Task description
Images appear in the records below; leave them out and repeat everything else exactly.

Material shown
......

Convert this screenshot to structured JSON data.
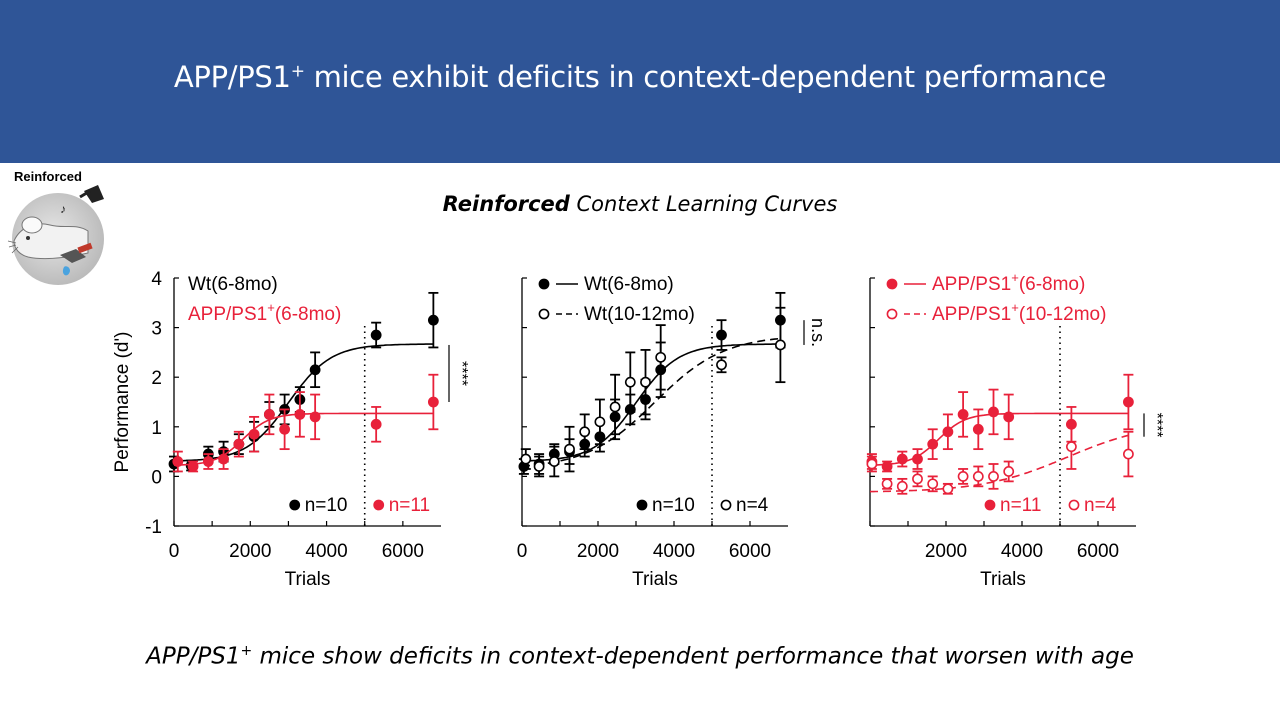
{
  "header": {
    "title_prefix": "APP/PS1",
    "title_sup": "+",
    "title_rest": " mice exhibit deficits in context-dependent performance"
  },
  "badge": {
    "label": "Reinforced",
    "icon": "mouse-licking-icon"
  },
  "subtitle": {
    "bold": "Reinforced",
    "rest": " Context Learning Curves"
  },
  "caption": {
    "prefix": "APP/PS1",
    "sup": "+",
    "rest": " mice show deficits in context-dependent performance that worsen with age"
  },
  "colors": {
    "banner": "#2f5597",
    "black": "#000000",
    "red": "#e8213a"
  },
  "chart_data": [
    {
      "type": "line",
      "panel": "left",
      "ylabel": "Performance (d')",
      "xlabel": "Trials",
      "xlim": [
        0,
        7000
      ],
      "ylim": [
        -1,
        4
      ],
      "xticks": [
        "0",
        "2000",
        "4000",
        "6000"
      ],
      "yticks": [
        "-1",
        "0",
        "1",
        "2",
        "3",
        "4"
      ],
      "vline_x": 5000,
      "legend": [
        {
          "label": "Wt(6-8mo)",
          "color": "#000000"
        },
        {
          "label": "APP/PS1",
          "sup": "+",
          "suffix": "(6-8mo)",
          "color": "#e8213a"
        }
      ],
      "n_labels": [
        {
          "text": "n=10",
          "color": "#000000",
          "marker": "filled"
        },
        {
          "text": "n=11",
          "color": "#e8213a",
          "marker": "filled"
        }
      ],
      "significance": "****",
      "series": [
        {
          "name": "Wt(6-8mo)",
          "color": "#000000",
          "filled": true,
          "x": [
            0,
            450,
            900,
            1300,
            1700,
            2100,
            2500,
            2900,
            3300,
            3700,
            5300,
            6800
          ],
          "y": [
            0.25,
            0.22,
            0.45,
            0.5,
            0.65,
            0.8,
            1.25,
            1.35,
            1.55,
            2.15,
            2.85,
            3.15
          ],
          "err": [
            0.15,
            0.1,
            0.15,
            0.2,
            0.2,
            0.3,
            0.25,
            0.3,
            0.25,
            0.35,
            0.25,
            0.55
          ],
          "fit": {
            "style": "solid",
            "base": 0.3,
            "top": 2.67,
            "mid": 3000,
            "k": 0.0018
          }
        },
        {
          "name": "APP/PS1+(6-8mo)",
          "color": "#e8213a",
          "filled": true,
          "x": [
            100,
            500,
            900,
            1300,
            1700,
            2100,
            2500,
            2900,
            3300,
            3700,
            5300,
            6800
          ],
          "y": [
            0.3,
            0.2,
            0.3,
            0.35,
            0.65,
            0.85,
            1.25,
            0.95,
            1.25,
            1.2,
            1.05,
            1.5
          ],
          "err": [
            0.2,
            0.1,
            0.15,
            0.2,
            0.25,
            0.35,
            0.4,
            0.4,
            0.45,
            0.45,
            0.35,
            0.55
          ],
          "fit": {
            "style": "solid",
            "base": 0.22,
            "top": 1.27,
            "mid": 1800,
            "k": 0.0028
          }
        }
      ]
    },
    {
      "type": "line",
      "panel": "middle",
      "xlabel": "Trials",
      "xlim": [
        0,
        7000
      ],
      "ylim": [
        -1,
        4
      ],
      "xticks": [
        "0",
        "2000",
        "4000",
        "6000"
      ],
      "vline_x": 5000,
      "legend": [
        {
          "label": "Wt(6-8mo)",
          "color": "#000000",
          "marker": "filled",
          "line": "solid"
        },
        {
          "label": "Wt(10-12mo)",
          "color": "#000000",
          "marker": "open",
          "line": "dashed"
        }
      ],
      "n_labels": [
        {
          "text": "n=10",
          "color": "#000000",
          "marker": "filled"
        },
        {
          "text": "n=4",
          "color": "#000000",
          "marker": "open"
        }
      ],
      "significance": "n.s.",
      "series": [
        {
          "name": "Wt(6-8mo)",
          "color": "#000000",
          "filled": true,
          "x": [
            50,
            450,
            850,
            1250,
            1650,
            2050,
            2450,
            2850,
            3250,
            3650,
            5250,
            6800
          ],
          "y": [
            0.2,
            0.25,
            0.45,
            0.5,
            0.65,
            0.8,
            1.2,
            1.35,
            1.55,
            2.15,
            2.85,
            3.15
          ],
          "err": [
            0.15,
            0.2,
            0.2,
            0.25,
            0.25,
            0.3,
            0.35,
            0.3,
            0.4,
            0.55,
            0.3,
            0.55
          ],
          "fit": {
            "style": "solid",
            "base": 0.3,
            "top": 2.67,
            "mid": 3000,
            "k": 0.0018
          }
        },
        {
          "name": "Wt(10-12mo)",
          "color": "#000000",
          "filled": false,
          "x": [
            100,
            450,
            850,
            1250,
            1650,
            2050,
            2450,
            2850,
            3250,
            3650,
            5250,
            6800
          ],
          "y": [
            0.35,
            0.2,
            0.3,
            0.55,
            0.9,
            1.1,
            1.4,
            1.9,
            1.9,
            2.4,
            2.25,
            2.65
          ],
          "err": [
            0.2,
            0.2,
            0.3,
            0.45,
            0.35,
            0.45,
            0.65,
            0.6,
            0.65,
            0.65,
            0.15,
            0.75
          ],
          "fit": {
            "style": "dashed",
            "base": 0.15,
            "top": 2.85,
            "mid": 3500,
            "k": 0.0011
          }
        }
      ]
    },
    {
      "type": "line",
      "panel": "right",
      "xlabel": "Trials",
      "xlim": [
        0,
        7000
      ],
      "ylim": [
        -1,
        4
      ],
      "xticks": [
        "2000",
        "4000",
        "6000"
      ],
      "vline_x": 5000,
      "legend": [
        {
          "label": "APP/PS1",
          "sup": "+",
          "suffix": "(6-8mo)",
          "color": "#e8213a",
          "marker": "filled",
          "line": "solid"
        },
        {
          "label": "APP/PS1",
          "sup": "+",
          "suffix": "(10-12mo)",
          "color": "#e8213a",
          "marker": "open",
          "line": "dashed"
        }
      ],
      "n_labels": [
        {
          "text": "n=11",
          "color": "#e8213a",
          "marker": "filled"
        },
        {
          "text": "n=4",
          "color": "#e8213a",
          "marker": "open"
        }
      ],
      "significance": "****",
      "series": [
        {
          "name": "APP/PS1+(6-8mo)",
          "color": "#e8213a",
          "filled": true,
          "x": [
            50,
            450,
            850,
            1250,
            1650,
            2050,
            2450,
            2850,
            3250,
            3650,
            5300,
            6800
          ],
          "y": [
            0.3,
            0.2,
            0.35,
            0.35,
            0.65,
            0.9,
            1.25,
            0.95,
            1.3,
            1.2,
            1.05,
            1.5
          ],
          "err": [
            0.15,
            0.1,
            0.15,
            0.2,
            0.3,
            0.35,
            0.45,
            0.4,
            0.45,
            0.45,
            0.35,
            0.55
          ],
          "fit": {
            "style": "solid",
            "base": 0.22,
            "top": 1.27,
            "mid": 1800,
            "k": 0.0028
          }
        },
        {
          "name": "APP/PS1+(10-12mo)",
          "color": "#e8213a",
          "filled": false,
          "x": [
            50,
            450,
            850,
            1250,
            1650,
            2050,
            2450,
            2850,
            3250,
            3650,
            5300,
            6800
          ],
          "y": [
            0.25,
            -0.15,
            -0.2,
            -0.05,
            -0.15,
            -0.25,
            0.0,
            0.0,
            0.0,
            0.1,
            0.6,
            0.45
          ],
          "err": [
            0.15,
            0.1,
            0.15,
            0.15,
            0.15,
            0.1,
            0.15,
            0.2,
            0.25,
            0.2,
            0.45,
            0.45
          ],
          "fit": {
            "style": "dashed",
            "base": -0.32,
            "top": 1.1,
            "mid": 5200,
            "k": 0.0009
          }
        }
      ]
    }
  ]
}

......

Expected answer
Convert this screenshot to structured JSON data.
{
  "header": {
    "title_prefix": "APP/PS1",
    "title_sup": "+",
    "title_rest": " mice exhibit deficits in context-dependent performance"
  },
  "badge": {
    "label": "Reinforced",
    "icon": "mouse-licking-icon"
  },
  "subtitle": {
    "bold": "Reinforced",
    "rest": " Context Learning Curves"
  },
  "caption": {
    "prefix": "APP/PS1",
    "sup": "+",
    "rest": " mice show deficits in context-dependent performance that worsen with age"
  },
  "colors": {
    "banner": "#2f5597",
    "black": "#000000",
    "red": "#e8213a"
  },
  "chart_data": [
    {
      "type": "line",
      "panel": "left",
      "ylabel": "Performance (d')",
      "xlabel": "Trials",
      "xlim": [
        0,
        7000
      ],
      "ylim": [
        -1,
        4
      ],
      "xticks": [
        "0",
        "2000",
        "4000",
        "6000"
      ],
      "yticks": [
        "-1",
        "0",
        "1",
        "2",
        "3",
        "4"
      ],
      "vline_x": 5000,
      "legend": [
        {
          "label": "Wt(6-8mo)",
          "color": "#000000"
        },
        {
          "label": "APP/PS1",
          "sup": "+",
          "suffix": "(6-8mo)",
          "color": "#e8213a"
        }
      ],
      "n_labels": [
        {
          "text": "n=10",
          "color": "#000000",
          "marker": "filled"
        },
        {
          "text": "n=11",
          "color": "#e8213a",
          "marker": "filled"
        }
      ],
      "significance": "****",
      "series": [
        {
          "name": "Wt(6-8mo)",
          "color": "#000000",
          "filled": true,
          "x": [
            0,
            450,
            900,
            1300,
            1700,
            2100,
            2500,
            2900,
            3300,
            3700,
            5300,
            6800
          ],
          "y": [
            0.25,
            0.22,
            0.45,
            0.5,
            0.65,
            0.8,
            1.25,
            1.35,
            1.55,
            2.15,
            2.85,
            3.15
          ],
          "err": [
            0.15,
            0.1,
            0.15,
            0.2,
            0.2,
            0.3,
            0.25,
            0.3,
            0.25,
            0.35,
            0.25,
            0.55
          ],
          "fit": {
            "style": "solid",
            "base": 0.3,
            "top": 2.67,
            "mid": 3000,
            "k": 0.0018
          }
        },
        {
          "name": "APP/PS1+(6-8mo)",
          "color": "#e8213a",
          "filled": true,
          "x": [
            100,
            500,
            900,
            1300,
            1700,
            2100,
            2500,
            2900,
            3300,
            3700,
            5300,
            6800
          ],
          "y": [
            0.3,
            0.2,
            0.3,
            0.35,
            0.65,
            0.85,
            1.25,
            0.95,
            1.25,
            1.2,
            1.05,
            1.5
          ],
          "err": [
            0.2,
            0.1,
            0.15,
            0.2,
            0.25,
            0.35,
            0.4,
            0.4,
            0.45,
            0.45,
            0.35,
            0.55
          ],
          "fit": {
            "style": "solid",
            "base": 0.22,
            "top": 1.27,
            "mid": 1800,
            "k": 0.0028
          }
        }
      ]
    },
    {
      "type": "line",
      "panel": "middle",
      "xlabel": "Trials",
      "xlim": [
        0,
        7000
      ],
      "ylim": [
        -1,
        4
      ],
      "xticks": [
        "0",
        "2000",
        "4000",
        "6000"
      ],
      "vline_x": 5000,
      "legend": [
        {
          "label": "Wt(6-8mo)",
          "color": "#000000",
          "marker": "filled",
          "line": "solid"
        },
        {
          "label": "Wt(10-12mo)",
          "color": "#000000",
          "marker": "open",
          "line": "dashed"
        }
      ],
      "n_labels": [
        {
          "text": "n=10",
          "color": "#000000",
          "marker": "filled"
        },
        {
          "text": "n=4",
          "color": "#000000",
          "marker": "open"
        }
      ],
      "significance": "n.s.",
      "series": [
        {
          "name": "Wt(6-8mo)",
          "color": "#000000",
          "filled": true,
          "x": [
            50,
            450,
            850,
            1250,
            1650,
            2050,
            2450,
            2850,
            3250,
            3650,
            5250,
            6800
          ],
          "y": [
            0.2,
            0.25,
            0.45,
            0.5,
            0.65,
            0.8,
            1.2,
            1.35,
            1.55,
            2.15,
            2.85,
            3.15
          ],
          "err": [
            0.15,
            0.2,
            0.2,
            0.25,
            0.25,
            0.3,
            0.35,
            0.3,
            0.4,
            0.55,
            0.3,
            0.55
          ],
          "fit": {
            "style": "solid",
            "base": 0.3,
            "top": 2.67,
            "mid": 3000,
            "k": 0.0018
          }
        },
        {
          "name": "Wt(10-12mo)",
          "color": "#000000",
          "filled": false,
          "x": [
            100,
            450,
            850,
            1250,
            1650,
            2050,
            2450,
            2850,
            3250,
            3650,
            5250,
            6800
          ],
          "y": [
            0.35,
            0.2,
            0.3,
            0.55,
            0.9,
            1.1,
            1.4,
            1.9,
            1.9,
            2.4,
            2.25,
            2.65
          ],
          "err": [
            0.2,
            0.2,
            0.3,
            0.45,
            0.35,
            0.45,
            0.65,
            0.6,
            0.65,
            0.65,
            0.15,
            0.75
          ],
          "fit": {
            "style": "dashed",
            "base": 0.15,
            "top": 2.85,
            "mid": 3500,
            "k": 0.0011
          }
        }
      ]
    },
    {
      "type": "line",
      "panel": "right",
      "xlabel": "Trials",
      "xlim": [
        0,
        7000
      ],
      "ylim": [
        -1,
        4
      ],
      "xticks": [
        "2000",
        "4000",
        "6000"
      ],
      "vline_x": 5000,
      "legend": [
        {
          "label": "APP/PS1",
          "sup": "+",
          "suffix": "(6-8mo)",
          "color": "#e8213a",
          "marker": "filled",
          "line": "solid"
        },
        {
          "label": "APP/PS1",
          "sup": "+",
          "suffix": "(10-12mo)",
          "color": "#e8213a",
          "marker": "open",
          "line": "dashed"
        }
      ],
      "n_labels": [
        {
          "text": "n=11",
          "color": "#e8213a",
          "marker": "filled"
        },
        {
          "text": "n=4",
          "color": "#e8213a",
          "marker": "open"
        }
      ],
      "significance": "****",
      "series": [
        {
          "name": "APP/PS1+(6-8mo)",
          "color": "#e8213a",
          "filled": true,
          "x": [
            50,
            450,
            850,
            1250,
            1650,
            2050,
            2450,
            2850,
            3250,
            3650,
            5300,
            6800
          ],
          "y": [
            0.3,
            0.2,
            0.35,
            0.35,
            0.65,
            0.9,
            1.25,
            0.95,
            1.3,
            1.2,
            1.05,
            1.5
          ],
          "err": [
            0.15,
            0.1,
            0.15,
            0.2,
            0.3,
            0.35,
            0.45,
            0.4,
            0.45,
            0.45,
            0.35,
            0.55
          ],
          "fit": {
            "style": "solid",
            "base": 0.22,
            "top": 1.27,
            "mid": 1800,
            "k": 0.0028
          }
        },
        {
          "name": "APP/PS1+(10-12mo)",
          "color": "#e8213a",
          "filled": false,
          "x": [
            50,
            450,
            850,
            1250,
            1650,
            2050,
            2450,
            2850,
            3250,
            3650,
            5300,
            6800
          ],
          "y": [
            0.25,
            -0.15,
            -0.2,
            -0.05,
            -0.15,
            -0.25,
            0.0,
            0.0,
            0.0,
            0.1,
            0.6,
            0.45
          ],
          "err": [
            0.15,
            0.1,
            0.15,
            0.15,
            0.15,
            0.1,
            0.15,
            0.2,
            0.25,
            0.2,
            0.45,
            0.45
          ],
          "fit": {
            "style": "dashed",
            "base": -0.32,
            "top": 1.1,
            "mid": 5200,
            "k": 0.0009
          }
        }
      ]
    }
  ]
}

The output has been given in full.